TASK ITEM:
Return every line of the listing that includes the string "Quality".
Start of GIVEN INFORMATION
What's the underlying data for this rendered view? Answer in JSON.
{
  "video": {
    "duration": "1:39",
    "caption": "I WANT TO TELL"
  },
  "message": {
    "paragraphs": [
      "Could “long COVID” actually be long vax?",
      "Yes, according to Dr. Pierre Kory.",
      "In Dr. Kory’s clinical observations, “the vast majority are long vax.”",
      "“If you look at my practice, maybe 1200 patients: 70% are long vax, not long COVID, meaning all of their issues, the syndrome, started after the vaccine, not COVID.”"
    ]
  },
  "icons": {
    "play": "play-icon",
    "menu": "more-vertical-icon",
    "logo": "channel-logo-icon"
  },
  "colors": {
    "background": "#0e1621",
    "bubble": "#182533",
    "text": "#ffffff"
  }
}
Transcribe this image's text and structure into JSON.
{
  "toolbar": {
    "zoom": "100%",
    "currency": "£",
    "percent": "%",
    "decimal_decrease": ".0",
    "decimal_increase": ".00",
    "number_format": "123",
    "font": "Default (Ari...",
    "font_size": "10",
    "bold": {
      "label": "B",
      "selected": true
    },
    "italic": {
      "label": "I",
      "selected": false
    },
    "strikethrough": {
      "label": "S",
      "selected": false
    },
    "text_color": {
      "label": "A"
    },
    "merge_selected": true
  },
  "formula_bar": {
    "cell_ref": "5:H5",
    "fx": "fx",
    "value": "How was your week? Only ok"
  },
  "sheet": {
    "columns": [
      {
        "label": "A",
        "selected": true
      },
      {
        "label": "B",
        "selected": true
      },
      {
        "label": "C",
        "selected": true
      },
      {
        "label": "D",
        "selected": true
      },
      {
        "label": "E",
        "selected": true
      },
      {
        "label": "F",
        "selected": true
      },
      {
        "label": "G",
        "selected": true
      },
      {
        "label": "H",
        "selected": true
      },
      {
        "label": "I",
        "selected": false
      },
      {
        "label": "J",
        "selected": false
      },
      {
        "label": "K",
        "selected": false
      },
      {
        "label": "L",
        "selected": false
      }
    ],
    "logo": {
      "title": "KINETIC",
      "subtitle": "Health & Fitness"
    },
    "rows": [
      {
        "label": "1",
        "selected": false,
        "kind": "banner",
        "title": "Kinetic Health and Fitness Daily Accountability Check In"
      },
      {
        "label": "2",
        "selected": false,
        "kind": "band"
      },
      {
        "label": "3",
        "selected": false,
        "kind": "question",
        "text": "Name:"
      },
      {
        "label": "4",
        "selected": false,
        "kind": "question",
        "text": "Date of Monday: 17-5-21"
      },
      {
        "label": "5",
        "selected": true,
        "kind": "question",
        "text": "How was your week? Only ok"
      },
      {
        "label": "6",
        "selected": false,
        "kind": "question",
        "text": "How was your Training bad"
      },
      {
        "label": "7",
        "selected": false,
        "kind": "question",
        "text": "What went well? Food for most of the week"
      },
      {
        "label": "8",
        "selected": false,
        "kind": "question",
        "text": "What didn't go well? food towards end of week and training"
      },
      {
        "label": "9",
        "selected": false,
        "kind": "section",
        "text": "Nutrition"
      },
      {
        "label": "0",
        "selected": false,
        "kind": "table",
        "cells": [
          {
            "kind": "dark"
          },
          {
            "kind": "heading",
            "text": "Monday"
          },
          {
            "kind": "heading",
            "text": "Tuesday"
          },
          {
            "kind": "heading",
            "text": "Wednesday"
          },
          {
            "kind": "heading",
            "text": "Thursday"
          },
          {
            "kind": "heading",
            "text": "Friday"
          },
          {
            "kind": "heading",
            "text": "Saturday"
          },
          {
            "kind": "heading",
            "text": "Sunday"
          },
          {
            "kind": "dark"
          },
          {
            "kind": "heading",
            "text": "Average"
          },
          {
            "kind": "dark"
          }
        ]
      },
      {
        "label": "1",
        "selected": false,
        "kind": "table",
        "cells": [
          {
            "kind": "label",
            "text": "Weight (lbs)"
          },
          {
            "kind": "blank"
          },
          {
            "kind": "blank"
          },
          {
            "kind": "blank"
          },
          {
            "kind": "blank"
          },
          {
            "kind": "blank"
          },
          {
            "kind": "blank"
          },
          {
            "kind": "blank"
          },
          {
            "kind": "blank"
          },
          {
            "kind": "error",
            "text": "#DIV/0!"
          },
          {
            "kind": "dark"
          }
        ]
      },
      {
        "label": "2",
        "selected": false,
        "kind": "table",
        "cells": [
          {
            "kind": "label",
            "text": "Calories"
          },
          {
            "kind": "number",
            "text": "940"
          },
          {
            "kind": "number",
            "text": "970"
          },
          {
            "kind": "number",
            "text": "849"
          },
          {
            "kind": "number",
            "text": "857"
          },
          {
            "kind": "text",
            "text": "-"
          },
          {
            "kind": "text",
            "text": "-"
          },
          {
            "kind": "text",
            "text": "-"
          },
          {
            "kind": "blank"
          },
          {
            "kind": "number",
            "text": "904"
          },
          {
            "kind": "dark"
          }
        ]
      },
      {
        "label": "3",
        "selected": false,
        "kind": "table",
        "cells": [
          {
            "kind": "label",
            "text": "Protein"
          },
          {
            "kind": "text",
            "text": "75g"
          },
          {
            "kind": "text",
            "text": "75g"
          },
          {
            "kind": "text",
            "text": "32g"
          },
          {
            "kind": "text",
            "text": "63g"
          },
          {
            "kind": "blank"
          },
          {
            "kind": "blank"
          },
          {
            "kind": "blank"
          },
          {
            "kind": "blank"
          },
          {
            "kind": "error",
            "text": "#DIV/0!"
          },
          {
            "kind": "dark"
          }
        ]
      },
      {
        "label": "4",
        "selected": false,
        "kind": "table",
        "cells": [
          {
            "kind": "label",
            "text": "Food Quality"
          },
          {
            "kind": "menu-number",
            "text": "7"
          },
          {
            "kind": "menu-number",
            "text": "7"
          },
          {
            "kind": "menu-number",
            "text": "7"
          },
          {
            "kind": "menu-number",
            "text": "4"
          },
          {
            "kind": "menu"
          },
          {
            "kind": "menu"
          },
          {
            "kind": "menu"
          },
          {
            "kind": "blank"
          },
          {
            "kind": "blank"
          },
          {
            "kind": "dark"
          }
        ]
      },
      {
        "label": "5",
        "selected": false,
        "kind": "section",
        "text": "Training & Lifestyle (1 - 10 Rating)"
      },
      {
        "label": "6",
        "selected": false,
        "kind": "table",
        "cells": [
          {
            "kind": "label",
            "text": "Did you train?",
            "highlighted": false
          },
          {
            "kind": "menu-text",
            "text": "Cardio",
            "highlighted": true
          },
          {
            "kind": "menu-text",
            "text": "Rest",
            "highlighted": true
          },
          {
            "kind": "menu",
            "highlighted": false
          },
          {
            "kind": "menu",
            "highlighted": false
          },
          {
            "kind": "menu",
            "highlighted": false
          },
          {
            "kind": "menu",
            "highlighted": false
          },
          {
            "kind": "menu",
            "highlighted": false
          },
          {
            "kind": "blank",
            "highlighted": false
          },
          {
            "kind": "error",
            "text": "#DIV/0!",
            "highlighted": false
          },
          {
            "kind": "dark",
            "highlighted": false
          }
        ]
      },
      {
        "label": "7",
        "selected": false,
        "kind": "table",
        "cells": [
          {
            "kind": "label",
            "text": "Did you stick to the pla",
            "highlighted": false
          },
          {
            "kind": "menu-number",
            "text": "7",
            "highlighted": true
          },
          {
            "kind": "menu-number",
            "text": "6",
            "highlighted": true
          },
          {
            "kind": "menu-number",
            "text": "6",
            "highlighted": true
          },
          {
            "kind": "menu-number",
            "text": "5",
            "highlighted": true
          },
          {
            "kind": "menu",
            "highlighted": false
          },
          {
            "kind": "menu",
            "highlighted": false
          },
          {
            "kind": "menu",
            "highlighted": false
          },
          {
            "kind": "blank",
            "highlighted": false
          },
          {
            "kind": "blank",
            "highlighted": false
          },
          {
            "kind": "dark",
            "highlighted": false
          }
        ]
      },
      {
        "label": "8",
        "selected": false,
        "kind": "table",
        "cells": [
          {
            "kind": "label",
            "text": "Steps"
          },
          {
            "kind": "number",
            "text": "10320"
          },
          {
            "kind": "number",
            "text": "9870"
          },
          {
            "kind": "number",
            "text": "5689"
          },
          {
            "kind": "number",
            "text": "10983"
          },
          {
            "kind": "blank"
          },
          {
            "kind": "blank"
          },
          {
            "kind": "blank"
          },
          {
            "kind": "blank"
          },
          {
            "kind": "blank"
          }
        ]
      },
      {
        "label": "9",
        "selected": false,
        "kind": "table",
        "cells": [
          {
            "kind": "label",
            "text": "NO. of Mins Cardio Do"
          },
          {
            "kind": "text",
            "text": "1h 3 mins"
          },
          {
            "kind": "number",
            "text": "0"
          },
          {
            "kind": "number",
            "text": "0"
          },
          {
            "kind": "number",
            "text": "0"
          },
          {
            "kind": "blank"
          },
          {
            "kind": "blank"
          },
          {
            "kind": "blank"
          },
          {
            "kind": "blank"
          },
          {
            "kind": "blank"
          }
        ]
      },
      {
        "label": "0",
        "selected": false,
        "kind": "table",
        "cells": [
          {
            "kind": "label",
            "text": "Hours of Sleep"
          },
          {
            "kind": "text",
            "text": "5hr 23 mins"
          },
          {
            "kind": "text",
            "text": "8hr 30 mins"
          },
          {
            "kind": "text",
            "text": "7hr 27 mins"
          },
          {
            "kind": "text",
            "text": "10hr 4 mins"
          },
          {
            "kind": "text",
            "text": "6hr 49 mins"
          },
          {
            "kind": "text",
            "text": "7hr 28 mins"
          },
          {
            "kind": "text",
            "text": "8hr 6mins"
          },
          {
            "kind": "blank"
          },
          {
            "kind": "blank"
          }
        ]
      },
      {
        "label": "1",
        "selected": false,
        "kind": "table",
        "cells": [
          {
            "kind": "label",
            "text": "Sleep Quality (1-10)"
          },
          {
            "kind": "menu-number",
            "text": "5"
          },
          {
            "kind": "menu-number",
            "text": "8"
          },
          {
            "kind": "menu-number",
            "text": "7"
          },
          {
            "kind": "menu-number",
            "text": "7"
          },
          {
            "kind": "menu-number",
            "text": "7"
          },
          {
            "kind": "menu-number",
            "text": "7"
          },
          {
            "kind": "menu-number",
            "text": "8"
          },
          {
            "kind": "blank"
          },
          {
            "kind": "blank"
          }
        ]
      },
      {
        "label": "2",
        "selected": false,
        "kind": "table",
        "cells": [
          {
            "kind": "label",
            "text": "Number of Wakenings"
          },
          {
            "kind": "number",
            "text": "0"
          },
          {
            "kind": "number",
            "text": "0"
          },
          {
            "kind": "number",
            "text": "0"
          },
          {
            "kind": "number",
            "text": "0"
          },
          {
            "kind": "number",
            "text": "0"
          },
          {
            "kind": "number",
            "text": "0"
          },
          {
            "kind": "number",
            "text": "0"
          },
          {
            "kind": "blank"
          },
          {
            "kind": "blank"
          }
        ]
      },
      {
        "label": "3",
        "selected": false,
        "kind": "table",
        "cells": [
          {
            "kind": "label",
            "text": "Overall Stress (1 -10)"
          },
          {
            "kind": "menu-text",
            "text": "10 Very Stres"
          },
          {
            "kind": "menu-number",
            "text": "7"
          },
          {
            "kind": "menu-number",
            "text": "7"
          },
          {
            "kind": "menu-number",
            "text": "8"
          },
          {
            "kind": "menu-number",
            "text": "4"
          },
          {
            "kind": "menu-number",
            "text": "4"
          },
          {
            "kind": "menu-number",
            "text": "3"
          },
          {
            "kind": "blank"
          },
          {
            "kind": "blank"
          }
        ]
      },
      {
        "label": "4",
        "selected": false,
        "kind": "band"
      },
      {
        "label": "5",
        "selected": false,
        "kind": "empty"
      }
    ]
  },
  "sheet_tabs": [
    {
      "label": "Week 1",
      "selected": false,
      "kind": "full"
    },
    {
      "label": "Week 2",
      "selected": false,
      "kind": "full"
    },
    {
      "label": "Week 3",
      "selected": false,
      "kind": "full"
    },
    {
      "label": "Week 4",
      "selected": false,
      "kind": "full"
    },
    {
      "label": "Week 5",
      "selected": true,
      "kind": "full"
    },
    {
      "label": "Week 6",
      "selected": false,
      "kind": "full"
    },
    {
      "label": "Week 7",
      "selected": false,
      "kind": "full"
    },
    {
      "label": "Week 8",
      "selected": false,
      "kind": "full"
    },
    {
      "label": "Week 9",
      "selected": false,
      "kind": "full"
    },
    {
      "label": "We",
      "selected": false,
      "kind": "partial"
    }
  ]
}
End of GIVEN INFORMATION
RESULT OF THE EXERCISE:
            "text": "Food Quality"
            "text": "Sleep Quality (1-10)"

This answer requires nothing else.